▸ WHAT IS NEEDED
Pick up the Early Career Award presentation transcript below and continue it after its last sentence.

## BEGIN READING TEXT

The Awards Committee granted the 2018 OSPA Early Career Award to Dr. Anna "Quinn" Denzer-Emerson after her tragic death. Dr. Rob Kubick explained why she was so deserving of this honor.

The following is a transcript of the OSPA Fall Conference Early Career Award presentation on Nov. 8, 2018.

Good afternoon, everyone. I’m Rob Kubick, co-chair of the OSPA Awards Committee, and I’m here to present the 2018 OSPA Early Career Award.
This award recognizes a school psychology professional who wastes no time in making a mark. This year, OSPA is pleased to recognize Dr. Anna “Quinn” Denzer-Emerson with the OSPA Early Career Award.

Quinn graduated from the School Psychology Program at Kent State University and completed her school psychology internship in the Akron Public Schools. It was my great honor to be one of Quinn’s primary supervisors during her internship in Akron.

From the beginning, Quinn made it clear to the staff in Akron that she would not be pursuing full-time employment in or around the Akron area. Instead, she wanted to learn all that she could in what she called “the big city” and then take her knowledge and experience to a school district closer to her hometown of Mount Vernon. As she neared the conclusion of her internship, Quinn began looking for school psychologist positions in that area. She soon landed an interview in the Cardington-Lincoln Schools in neighboring Morrow County. Within minutes of Quinn leaving the interview, her prospective supervisor called my cell phone. Overwhelmed to have a chance to add a candidate with such outstanding qualifications, skills, and demeanor, this man asked me, “Please, please, tell me… Is she for real?” When I asked him how long he had interviewed her, he told me it had been about 45 minutes. I told him, “Then I regret to inform you that you’ve only scratched the surface of how wonderful she is.”

Quinn got that job and served with distinction in Cardington, but home continued to beckon. She returned to Knox County when she took a school psychologist position for the Fredericktown Local Schools. Still, from the outset of her professional career, Quinn had consistently identified working as a school psychologist in her Knox County hometown of Mount Vernon as her “dream job.” So it was with great pride that, just earlier this year, Quinn announced to family, friends and colleagues that she had been hired as the school psychologist for Mount Vernon City Schools for the 2018-19 school year.

## END READING TEXT
## BEGIN RECORDED INFORMATION

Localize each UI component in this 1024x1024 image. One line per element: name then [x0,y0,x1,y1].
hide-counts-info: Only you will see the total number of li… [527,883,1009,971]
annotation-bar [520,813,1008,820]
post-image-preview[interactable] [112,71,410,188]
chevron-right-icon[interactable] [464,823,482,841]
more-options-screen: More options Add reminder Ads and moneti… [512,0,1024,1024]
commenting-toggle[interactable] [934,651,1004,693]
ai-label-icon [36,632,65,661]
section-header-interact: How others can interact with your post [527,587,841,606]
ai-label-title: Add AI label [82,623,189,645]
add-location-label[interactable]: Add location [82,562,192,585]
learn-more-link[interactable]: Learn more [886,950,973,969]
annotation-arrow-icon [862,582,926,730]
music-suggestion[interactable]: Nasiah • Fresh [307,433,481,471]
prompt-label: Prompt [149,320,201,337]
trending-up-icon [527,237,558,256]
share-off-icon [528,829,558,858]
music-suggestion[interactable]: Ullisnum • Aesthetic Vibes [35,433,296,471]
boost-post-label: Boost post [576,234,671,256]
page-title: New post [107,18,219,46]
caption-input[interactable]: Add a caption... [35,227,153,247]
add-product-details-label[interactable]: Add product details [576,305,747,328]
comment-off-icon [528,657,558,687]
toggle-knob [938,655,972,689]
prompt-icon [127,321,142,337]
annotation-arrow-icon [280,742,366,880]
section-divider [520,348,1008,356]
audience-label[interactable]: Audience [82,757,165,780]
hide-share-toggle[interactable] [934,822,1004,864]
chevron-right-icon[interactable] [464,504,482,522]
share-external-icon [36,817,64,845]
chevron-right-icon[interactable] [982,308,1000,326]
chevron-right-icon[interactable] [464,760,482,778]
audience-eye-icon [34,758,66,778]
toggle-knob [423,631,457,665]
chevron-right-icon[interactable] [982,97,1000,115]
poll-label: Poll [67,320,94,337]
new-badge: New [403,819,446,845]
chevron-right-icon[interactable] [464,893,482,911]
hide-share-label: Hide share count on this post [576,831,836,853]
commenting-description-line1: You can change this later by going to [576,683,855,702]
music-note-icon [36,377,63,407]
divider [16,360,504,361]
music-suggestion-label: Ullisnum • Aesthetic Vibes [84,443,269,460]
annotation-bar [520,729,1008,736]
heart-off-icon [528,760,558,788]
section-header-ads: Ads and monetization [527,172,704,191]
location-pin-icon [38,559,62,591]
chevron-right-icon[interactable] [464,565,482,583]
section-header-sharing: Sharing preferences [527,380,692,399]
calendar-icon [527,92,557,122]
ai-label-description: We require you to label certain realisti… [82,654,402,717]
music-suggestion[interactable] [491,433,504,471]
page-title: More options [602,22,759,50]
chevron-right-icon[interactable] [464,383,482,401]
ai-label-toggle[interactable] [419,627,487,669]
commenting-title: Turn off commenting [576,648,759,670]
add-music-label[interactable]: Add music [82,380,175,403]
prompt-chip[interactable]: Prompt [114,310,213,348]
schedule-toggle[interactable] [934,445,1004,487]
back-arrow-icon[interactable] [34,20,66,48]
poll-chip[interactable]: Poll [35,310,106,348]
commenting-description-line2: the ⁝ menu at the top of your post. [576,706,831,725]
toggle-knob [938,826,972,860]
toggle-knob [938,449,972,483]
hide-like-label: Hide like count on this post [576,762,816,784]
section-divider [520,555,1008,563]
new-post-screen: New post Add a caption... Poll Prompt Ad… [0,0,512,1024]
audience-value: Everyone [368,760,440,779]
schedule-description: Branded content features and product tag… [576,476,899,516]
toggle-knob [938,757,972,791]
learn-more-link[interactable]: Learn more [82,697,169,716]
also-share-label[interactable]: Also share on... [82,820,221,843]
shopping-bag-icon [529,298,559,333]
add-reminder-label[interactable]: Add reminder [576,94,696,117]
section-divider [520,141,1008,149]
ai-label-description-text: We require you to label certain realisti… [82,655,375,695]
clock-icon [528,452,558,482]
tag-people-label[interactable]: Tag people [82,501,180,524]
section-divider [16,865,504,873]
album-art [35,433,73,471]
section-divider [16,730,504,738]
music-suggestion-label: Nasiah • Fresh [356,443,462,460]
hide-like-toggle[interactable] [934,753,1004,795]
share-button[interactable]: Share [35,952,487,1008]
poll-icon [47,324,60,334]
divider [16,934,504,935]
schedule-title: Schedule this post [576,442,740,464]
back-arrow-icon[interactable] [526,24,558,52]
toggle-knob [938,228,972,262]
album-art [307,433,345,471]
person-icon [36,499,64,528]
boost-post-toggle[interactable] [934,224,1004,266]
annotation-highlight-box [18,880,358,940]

## END RECORDED INFORMATION

▸ TASK ANSWER
Quinn was a regular attendee at OSPA conferences. She was also a regular attendee and presenter at the annual conference and convention of the National Association of School Psychologists. Quinn was a prolific researcher with a wide variety of work that supported research-to-practice initiatives in multiple contexts. Quinn served as a Graduate Research Assistant for The Research Center for Educational Technology at Kent State University. She also served as Co-Editor, Reviewer, and Manager of The Research Center for Educational Technology Journal. Her doctoral dissertation, titled “A Modified Psychoeducationally-based Teacher Training Program to Address Bullying among Students with Disabilities,” was successfully defended earlier this year (with her graduation and degree conferral occurring shortly afterward). In addition, Quinn co-authored a peer-reviewed study for the journal Advances in Mental Health Promotion. Her study, titled “Utility of a self-monitoring technique in reducing off-task behavior,” was also a featured article in The Ohio School Psychologist.

Quinn had recently been appointed to the Board of New Directions, a local agency in Mount Vernon with a stated mission of providing resources for the safety, healing and freedom of individuals who have experienced domestic violence or sexual assault and offering preventive education to create an informed and supportive community.

Quinn was a “take charge” individual who preferred to run her life rather than to allow her life to run her. From a young age, it was clear to those who knew her best that Quinn preferred to live life in the driver’s seat. Balanced with her outsized leadership capacity, Quinn was unfailingly kind, thoughtful, generous, and supportive to innumerable professional colleagues, community partners, neighbors, friends and family. It’s not unusual for special leaders to shine and to cast a glow about them. It is rare, though, for those leaders to tirelessly devote themselves to finding ways that help others shine, too. It is rarer still for such leadership qualities to emanate from someone at the outset of her professional career.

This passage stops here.